• **Provided data**
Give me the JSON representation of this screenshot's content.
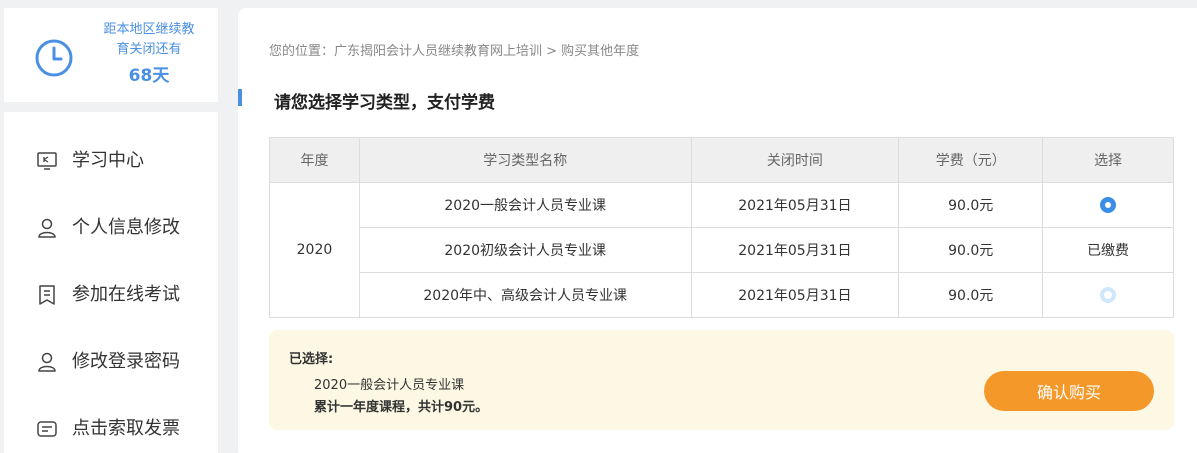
{
  "countdown": {
    "text_line1": "距本地区继续教",
    "text_line2": "育关闭还有",
    "days": "68天"
  },
  "menu": {
    "items": [
      {
        "label": "学习中心",
        "icon": "monitor-icon"
      },
      {
        "label": "个人信息修改",
        "icon": "user-icon"
      },
      {
        "label": "参加在线考试",
        "icon": "exam-icon"
      },
      {
        "label": "修改登录密码",
        "icon": "user-icon"
      },
      {
        "label": "点击索取发票",
        "icon": "invoice-icon"
      }
    ]
  },
  "breadcrumb": "您的位置：广东揭阳会计人员继续教育网上培训 > 购买其他年度",
  "section_title": "请您选择学习类型，支付学费",
  "table": {
    "headers": [
      "年度",
      "学习类型名称",
      "关闭时间",
      "学费（元）",
      "选择"
    ],
    "year": "2020",
    "rows": [
      {
        "name": "2020一般会计人员专业课",
        "close": "2021年05月31日",
        "fee": "90.0元",
        "select": "radio-selected"
      },
      {
        "name": "2020初级会计人员专业课",
        "close": "2021年05月31日",
        "fee": "90.0元",
        "select": "已缴费"
      },
      {
        "name": "2020年中、高级会计人员专业课",
        "close": "2021年05月31日",
        "fee": "90.0元",
        "select": "radio-unselected"
      }
    ]
  },
  "selection": {
    "head": "已选择:",
    "course": "2020一般会计人员专业课",
    "total": "累计一年度课程，共计90元。"
  },
  "confirm_label": "确认购买",
  "colors": {
    "accent": "#4a90e2",
    "button": "#f5982a",
    "summary_bg": "#fdf8e4"
  }
}
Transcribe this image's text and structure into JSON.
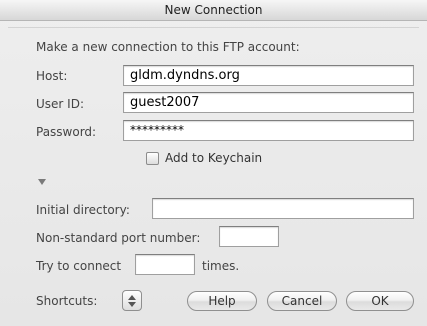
{
  "window": {
    "title": "New Connection"
  },
  "intro": "Make a new connection to this FTP account:",
  "fields": {
    "host": {
      "label": "Host:",
      "value": "gldm.dyndns.org"
    },
    "user_id": {
      "label": "User ID:",
      "value": "guest2007"
    },
    "password": {
      "label": "Password:",
      "value": "*********"
    }
  },
  "keychain": {
    "label": "Add to Keychain",
    "checked": false
  },
  "advanced": {
    "initial_directory": {
      "label": "Initial directory:",
      "value": ""
    },
    "port": {
      "label": "Non-standard port number:",
      "value": ""
    },
    "retry": {
      "prefix": "Try to connect",
      "value": "",
      "suffix": "times."
    }
  },
  "footer": {
    "shortcuts_label": "Shortcuts:",
    "help_label": "Help",
    "cancel_label": "Cancel",
    "ok_label": "OK"
  }
}
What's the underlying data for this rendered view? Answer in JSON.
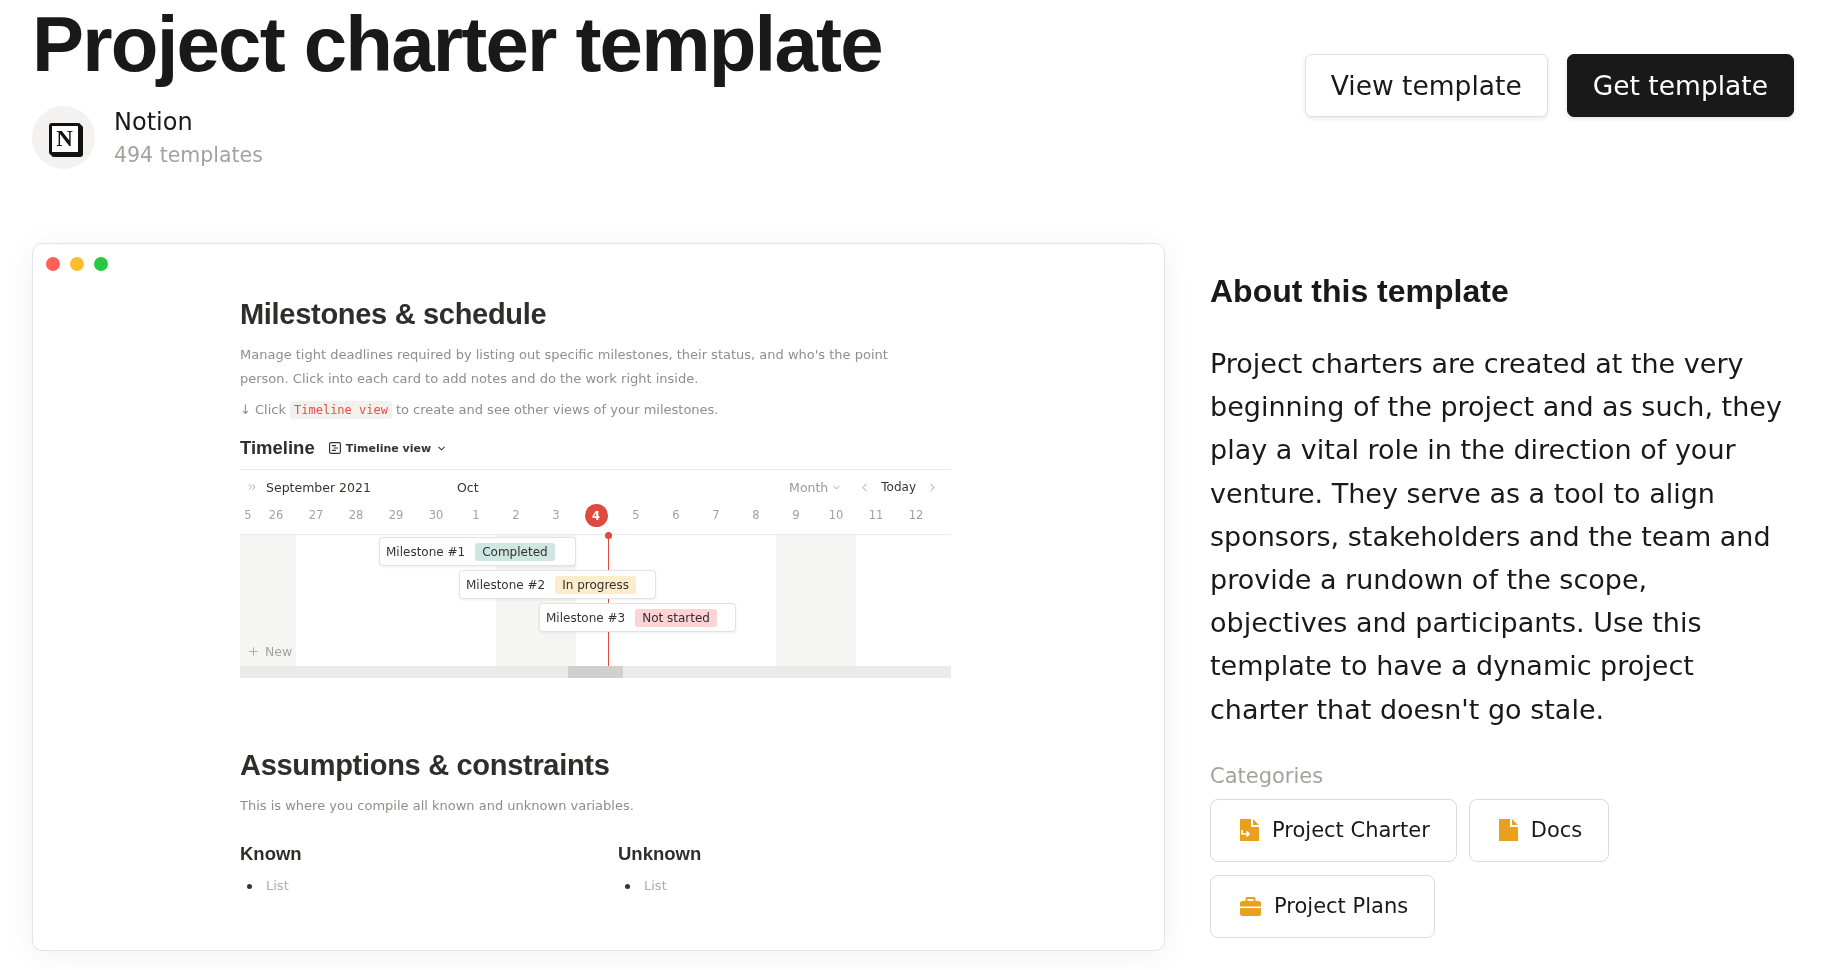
{
  "header": {
    "title": "Project charter template",
    "publisher": {
      "logo_letter": "N",
      "name": "Notion",
      "count": "494 templates"
    },
    "buttons": [
      {
        "label": "View template",
        "kind": "secondary"
      },
      {
        "label": "Get template",
        "kind": "primary"
      }
    ]
  },
  "preview": {
    "window_controls": [
      {
        "color": "#ff5f57"
      },
      {
        "color": "#febc2e"
      },
      {
        "color": "#28c840"
      }
    ],
    "milestones": {
      "title": "Milestones & schedule",
      "description": "Manage tight deadlines required by listing out specific milestones, their status, and who's the point person. Click into each card to add notes and do the work right inside.",
      "hint": {
        "before": "↓ Click",
        "code": "Timeline view",
        "after": "to create and see other views of your milestones."
      }
    },
    "timeline": {
      "title": "Timeline",
      "view": "Timeline view",
      "month": "September 2021",
      "next_month": "Oct",
      "scale": "Month",
      "today_button": "Today",
      "days": [
        {
          "label": "5",
          "weekend": true,
          "today": false
        },
        {
          "label": "26",
          "weekend": true,
          "today": false
        },
        {
          "label": "27",
          "weekend": false,
          "today": false
        },
        {
          "label": "28",
          "weekend": false,
          "today": false
        },
        {
          "label": "29",
          "weekend": false,
          "today": false
        },
        {
          "label": "30",
          "weekend": false,
          "today": false
        },
        {
          "label": "1",
          "weekend": false,
          "today": false
        },
        {
          "label": "2",
          "weekend": true,
          "today": false
        },
        {
          "label": "3",
          "weekend": true,
          "today": false
        },
        {
          "label": "4",
          "weekend": false,
          "today": true
        },
        {
          "label": "5",
          "weekend": false,
          "today": false
        },
        {
          "label": "6",
          "weekend": false,
          "today": false
        },
        {
          "label": "7",
          "weekend": false,
          "today": false
        },
        {
          "label": "8",
          "weekend": false,
          "today": false
        },
        {
          "label": "9",
          "weekend": true,
          "today": false
        },
        {
          "label": "10",
          "weekend": true,
          "today": false
        },
        {
          "label": "11",
          "weekend": false,
          "today": false
        },
        {
          "label": "12",
          "weekend": false,
          "today": false
        }
      ],
      "items": [
        {
          "name": "Milestone #1",
          "status": "Completed",
          "color": "#cfe7e1"
        },
        {
          "name": "Milestone #2",
          "status": "In progress",
          "color": "#fbedcc"
        },
        {
          "name": "Milestone #3",
          "status": "Not started",
          "color": "#fdd3d6"
        }
      ],
      "new_label": "New"
    },
    "assumptions": {
      "title": "Assumptions & constraints",
      "description": "This is where you compile all known and unknown variables.",
      "columns": [
        {
          "heading": "Known",
          "items": [
            {
              "placeholder": "List"
            }
          ]
        },
        {
          "heading": "Unknown",
          "items": [
            {
              "placeholder": "List"
            }
          ]
        }
      ]
    }
  },
  "about": {
    "title": "About this template",
    "body": [
      "Project charters are created at the very beginning of the project and as such, they play a vital role in the direction of your venture. They serve as a tool to align sponsors, stakeholders and the team and provide a rundown of the scope,",
      "objectives and participants. Use this template to have a dynamic project charter that doesn't go stale."
    ],
    "categories_label": "Categories",
    "categories": [
      {
        "label": "Project Charter",
        "kind": "charter"
      },
      {
        "label": "Docs",
        "kind": "doc"
      },
      {
        "label": "Project Plans",
        "kind": "plans"
      }
    ]
  }
}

• **What you should do**
Copy the listing exactly. Any image in it stays out of the copy.

• **Solution**
Give me the JSON representation of this screenshot's content.
{
  "countdown": {
    "text_line1": "距本地区继续教",
    "text_line2": "育关闭还有",
    "days": "68天"
  },
  "menu": {
    "items": [
      {
        "label": "学习中心",
        "icon": "monitor-icon"
      },
      {
        "label": "个人信息修改",
        "icon": "user-icon"
      },
      {
        "label": "参加在线考试",
        "icon": "exam-icon"
      },
      {
        "label": "修改登录密码",
        "icon": "user-icon"
      },
      {
        "label": "点击索取发票",
        "icon": "invoice-icon"
      }
    ]
  },
  "breadcrumb": "您的位置：广东揭阳会计人员继续教育网上培训 > 购买其他年度",
  "section_title": "请您选择学习类型，支付学费",
  "table": {
    "headers": [
      "年度",
      "学习类型名称",
      "关闭时间",
      "学费（元）",
      "选择"
    ],
    "year": "2020",
    "rows": [
      {
        "name": "2020一般会计人员专业课",
        "close": "2021年05月31日",
        "fee": "90.0元",
        "select": "radio-selected"
      },
      {
        "name": "2020初级会计人员专业课",
        "close": "2021年05月31日",
        "fee": "90.0元",
        "select": "已缴费"
      },
      {
        "name": "2020年中、高级会计人员专业课",
        "close": "2021年05月31日",
        "fee": "90.0元",
        "select": "radio-unselected"
      }
    ]
  },
  "selection": {
    "head": "已选择:",
    "course": "2020一般会计人员专业课",
    "total": "累计一年度课程，共计90元。"
  },
  "confirm_label": "确认购买",
  "colors": {
    "accent": "#4a90e2",
    "button": "#f5982a",
    "summary_bg": "#fdf8e4"
  }
}
Transcribe this image's text and structure into JSON.
{
  "window": {
    "title": "New Connection"
  },
  "intro": "Make a new connection to this FTP account:",
  "fields": {
    "host": {
      "label": "Host:",
      "value": "gldm.dyndns.org"
    },
    "user_id": {
      "label": "User ID:",
      "value": "guest2007"
    },
    "password": {
      "label": "Password:",
      "value": "*********"
    }
  },
  "keychain": {
    "label": "Add to Keychain",
    "checked": false
  },
  "advanced": {
    "initial_directory": {
      "label": "Initial directory:",
      "value": ""
    },
    "port": {
      "label": "Non-standard port number:",
      "value": ""
    },
    "retry": {
      "prefix": "Try to connect",
      "value": "",
      "suffix": "times."
    }
  },
  "footer": {
    "shortcuts_label": "Shortcuts:",
    "help_label": "Help",
    "cancel_label": "Cancel",
    "ok_label": "OK"
  }
}
What's the underlying data for this rendered view? Answer in JSON.
{
  "header": {
    "title": "Project charter template",
    "publisher": {
      "logo_letter": "N",
      "name": "Notion",
      "count": "494 templates"
    },
    "buttons": [
      {
        "label": "View template",
        "kind": "secondary"
      },
      {
        "label": "Get template",
        "kind": "primary"
      }
    ]
  },
  "preview": {
    "window_controls": [
      {
        "color": "#ff5f57"
      },
      {
        "color": "#febc2e"
      },
      {
        "color": "#28c840"
      }
    ],
    "milestones": {
      "title": "Milestones & schedule",
      "description": "Manage tight deadlines required by listing out specific milestones, their status, and who's the point person. Click into each card to add notes and do the work right inside.",
      "hint": {
        "before": "↓ Click",
        "code": "Timeline view",
        "after": "to create and see other views of your milestones."
      }
    },
    "timeline": {
      "title": "Timeline",
      "view": "Timeline view",
      "month": "September 2021",
      "next_month": "Oct",
      "scale": "Month",
      "today_button": "Today",
      "days": [
        {
          "label": "5",
          "weekend": true,
          "today": false
        },
        {
          "label": "26",
          "weekend": true,
          "today": false
        },
        {
          "label": "27",
          "weekend": false,
          "today": false
        },
        {
          "label": "28",
          "weekend": false,
          "today": false
        },
        {
          "label": "29",
          "weekend": false,
          "today": false
        },
        {
          "label": "30",
          "weekend": false,
          "today": false
        },
        {
          "label": "1",
          "weekend": false,
          "today": false
        },
        {
          "label": "2",
          "weekend": true,
          "today": false
        },
        {
          "label": "3",
          "weekend": true,
          "today": false
        },
        {
          "label": "4",
          "weekend": false,
          "today": true
        },
        {
          "label": "5",
          "weekend": false,
          "today": false
        },
        {
          "label": "6",
          "weekend": false,
          "today": false
        },
        {
          "label": "7",
          "weekend": false,
          "today": false
        },
        {
          "label": "8",
          "weekend": false,
          "today": false
        },
        {
          "label": "9",
          "weekend": true,
          "today": false
        },
        {
          "label": "10",
          "weekend": true,
          "today": false
        },
        {
          "label": "11",
          "weekend": false,
          "today": false
        },
        {
          "label": "12",
          "weekend": false,
          "today": false
        }
      ],
      "items": [
        {
          "name": "Milestone #1",
          "status": "Completed",
          "color": "#cfe7e1"
        },
        {
          "name": "Milestone #2",
          "status": "In progress",
          "color": "#fbedcc"
        },
        {
          "name": "Milestone #3",
          "status": "Not started",
          "color": "#fdd3d6"
        }
      ],
      "new_label": "New"
    },
    "assumptions": {
      "title": "Assumptions & constraints",
      "description": "This is where you compile all known and unknown variables.",
      "columns": [
        {
          "heading": "Known",
          "items": [
            {
              "placeholder": "List"
            }
          ]
        },
        {
          "heading": "Unknown",
          "items": [
            {
              "placeholder": "List"
            }
          ]
        }
      ]
    }
  },
  "about": {
    "title": "About this template",
    "body": [
      "Project charters are created at the very beginning of the project and as such, they play a vital role in the direction of your venture. They serve as a tool to align sponsors, stakeholders and the team and provide a rundown of the scope,",
      "objectives and participants. Use this template to have a dynamic project charter that doesn't go stale."
    ],
    "categories_label": "Categories",
    "categories": [
      {
        "label": "Project Charter",
        "kind": "charter"
      },
      {
        "label": "Docs",
        "kind": "doc"
      },
      {
        "label": "Project Plans",
        "kind": "plans"
      }
    ]
  }
}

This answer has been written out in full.